»»
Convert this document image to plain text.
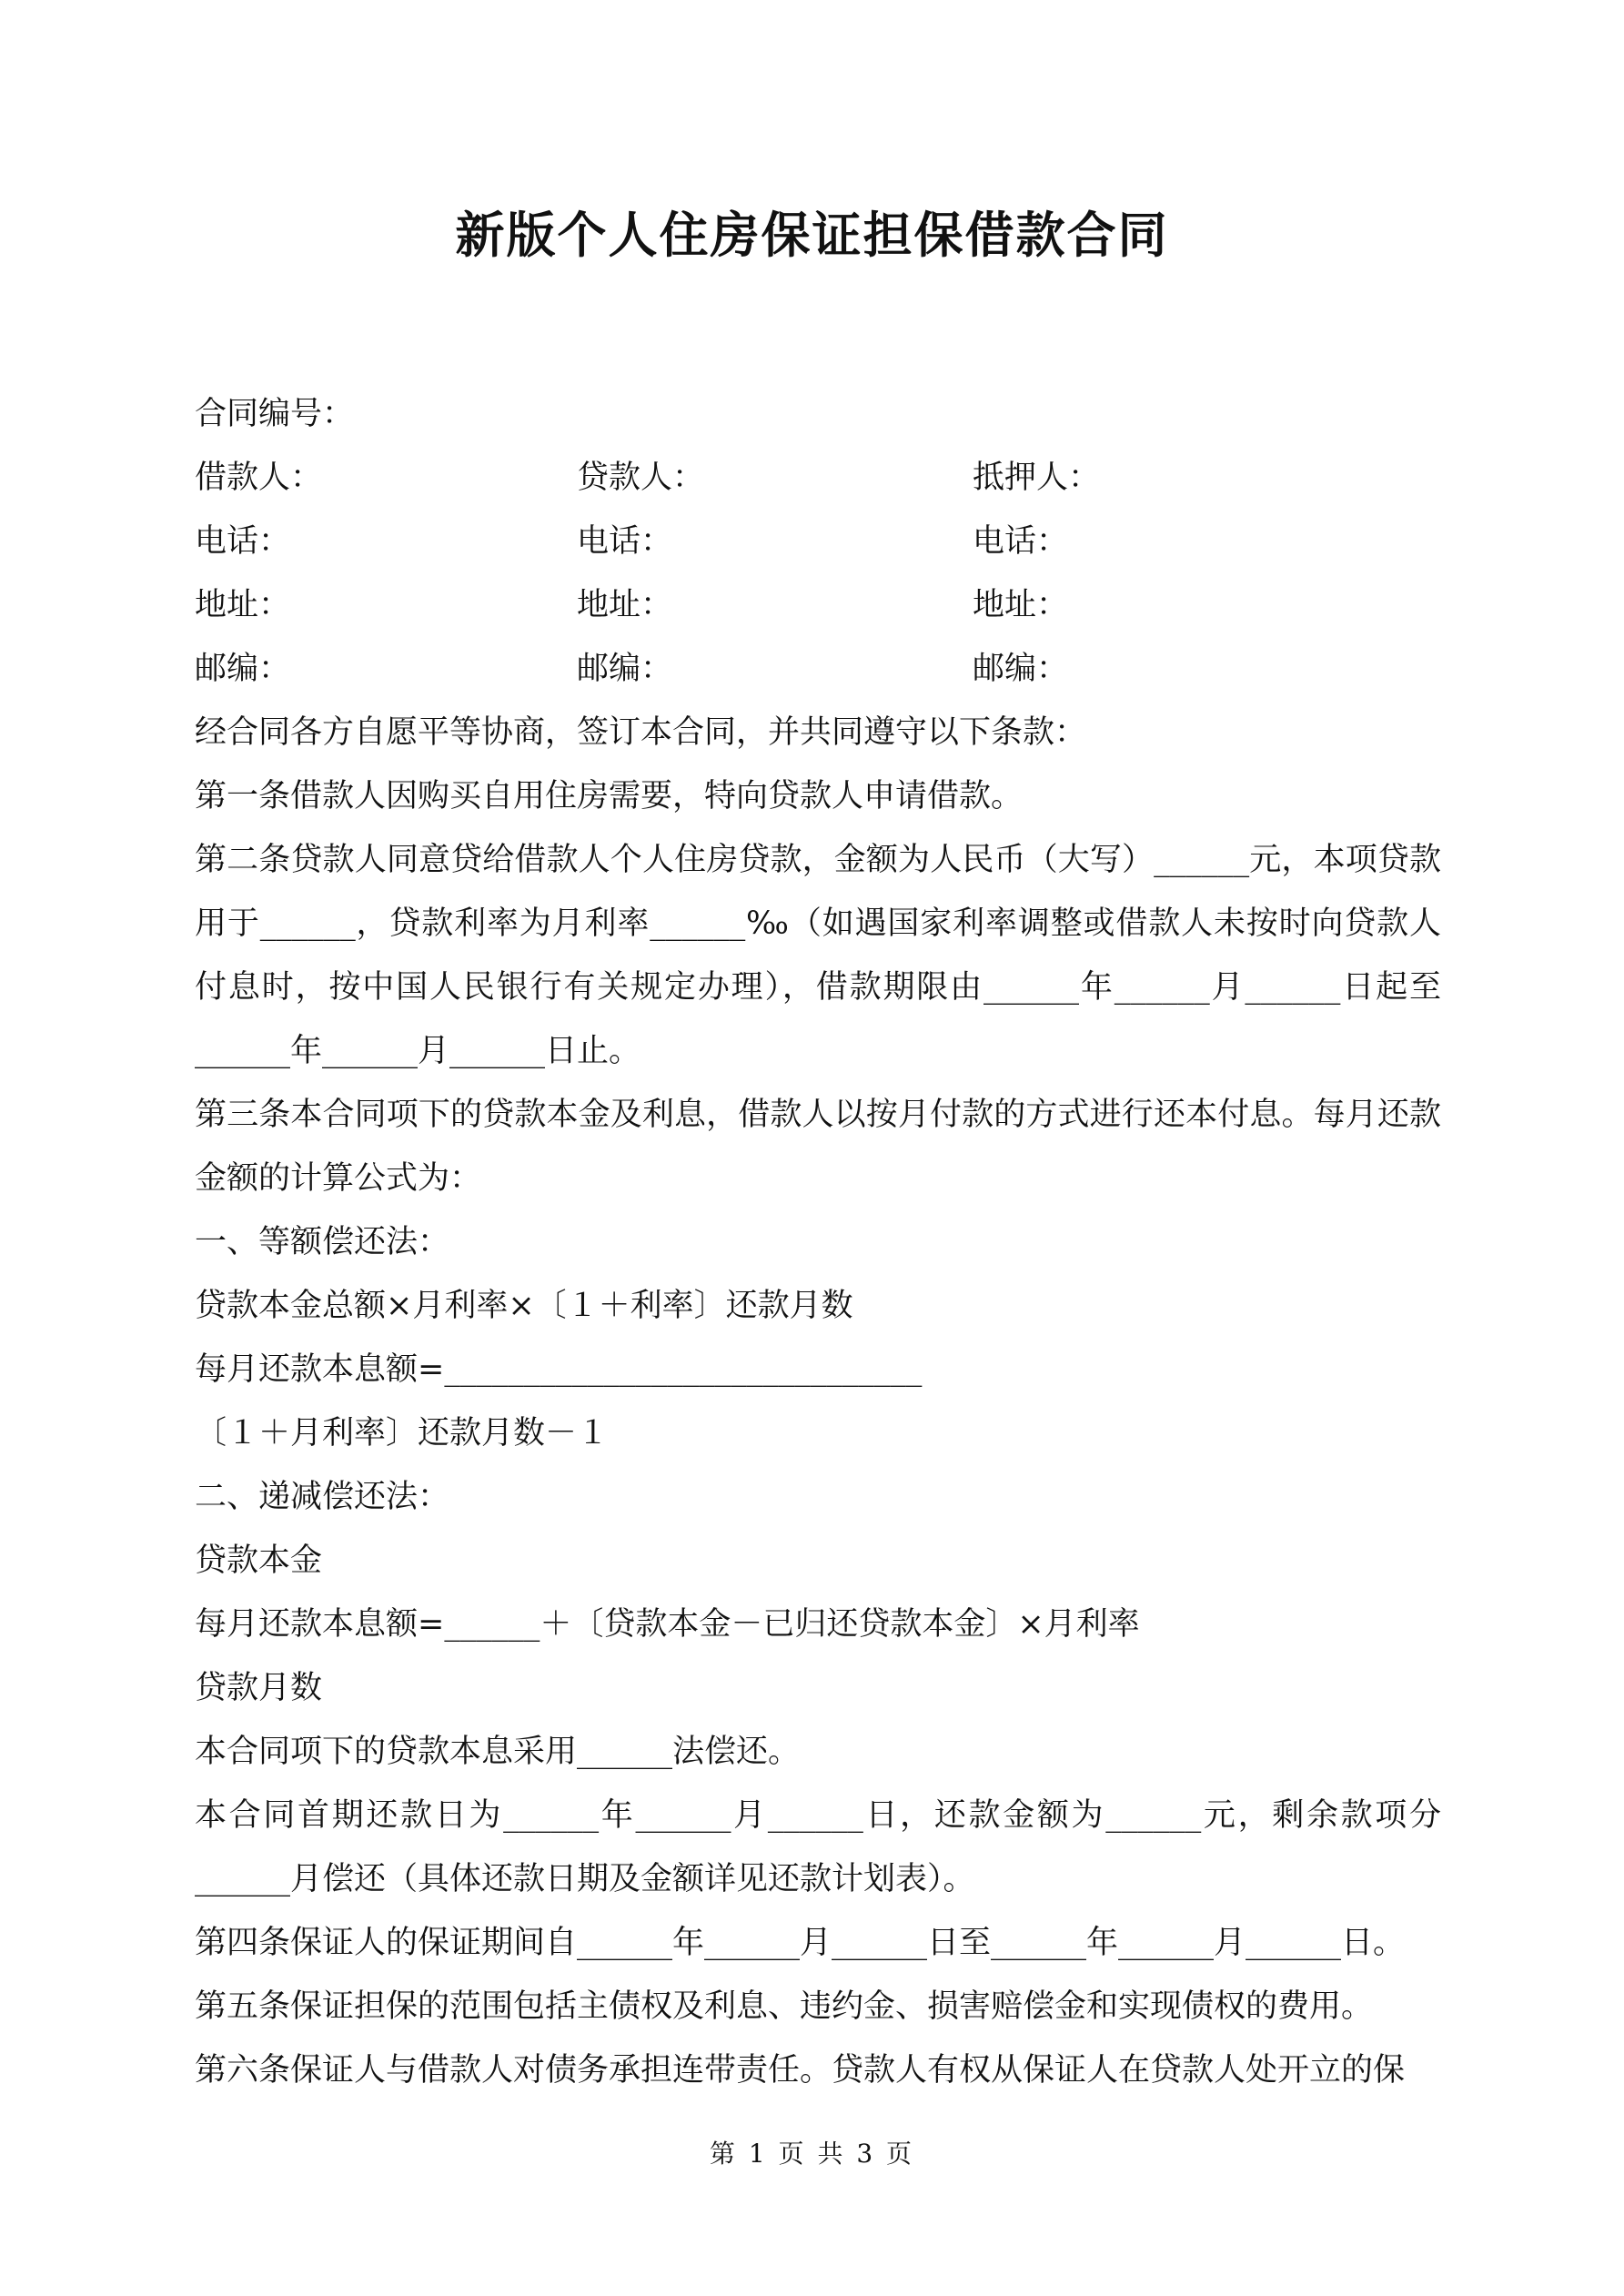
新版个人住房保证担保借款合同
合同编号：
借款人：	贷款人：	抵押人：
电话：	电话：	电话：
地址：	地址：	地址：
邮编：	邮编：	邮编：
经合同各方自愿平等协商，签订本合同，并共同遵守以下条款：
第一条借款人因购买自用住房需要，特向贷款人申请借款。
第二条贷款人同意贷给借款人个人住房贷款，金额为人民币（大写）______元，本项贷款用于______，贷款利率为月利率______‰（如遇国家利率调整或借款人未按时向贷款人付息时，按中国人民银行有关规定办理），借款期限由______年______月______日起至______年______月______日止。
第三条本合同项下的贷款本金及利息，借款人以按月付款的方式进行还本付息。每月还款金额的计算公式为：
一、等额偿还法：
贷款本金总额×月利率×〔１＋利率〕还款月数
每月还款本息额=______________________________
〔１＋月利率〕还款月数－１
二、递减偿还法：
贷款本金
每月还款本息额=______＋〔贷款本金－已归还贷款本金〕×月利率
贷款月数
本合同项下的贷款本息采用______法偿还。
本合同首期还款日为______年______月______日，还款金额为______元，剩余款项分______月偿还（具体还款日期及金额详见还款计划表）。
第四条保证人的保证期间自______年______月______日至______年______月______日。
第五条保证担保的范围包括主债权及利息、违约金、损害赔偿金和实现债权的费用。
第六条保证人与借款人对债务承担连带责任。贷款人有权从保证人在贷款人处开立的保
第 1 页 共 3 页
««
#### Stated problem
Omit the pictures, then quote the rest of the material above exactly.

#### Exercise output
Convert this document image to plain text.
新版个人住房保证担保借款合同
合同编号：
借款人：	贷款人：	抵押人：
电话：	电话：	电话：
地址：	地址：	地址：
邮编：	邮编：	邮编：
经合同各方自愿平等协商，签订本合同，并共同遵守以下条款：
第一条借款人因购买自用住房需要，特向贷款人申请借款。
第二条贷款人同意贷给借款人个人住房贷款，金额为人民币（大写）______元，本项贷款用于______，贷款利率为月利率______‰（如遇国家利率调整或借款人未按时向贷款人付息时，按中国人民银行有关规定办理），借款期限由______年______月______日起至______年______月______日止。
第三条本合同项下的贷款本金及利息，借款人以按月付款的方式进行还本付息。每月还款金额的计算公式为：
一、等额偿还法：
贷款本金总额×月利率×〔１＋利率〕还款月数
每月还款本息额=______________________________
〔１＋月利率〕还款月数－１
二、递减偿还法：
贷款本金
每月还款本息额=______＋〔贷款本金－已归还贷款本金〕×月利率
贷款月数
本合同项下的贷款本息采用______法偿还。
本合同首期还款日为______年______月______日，还款金额为______元，剩余款项分______月偿还（具体还款日期及金额详见还款计划表）。
第四条保证人的保证期间自______年______月______日至______年______月______日。
第五条保证担保的范围包括主债权及利息、违约金、损害赔偿金和实现债权的费用。
第六条保证人与借款人对债务承担连带责任。贷款人有权从保证人在贷款人处开立的保
第 1 页 共 3 页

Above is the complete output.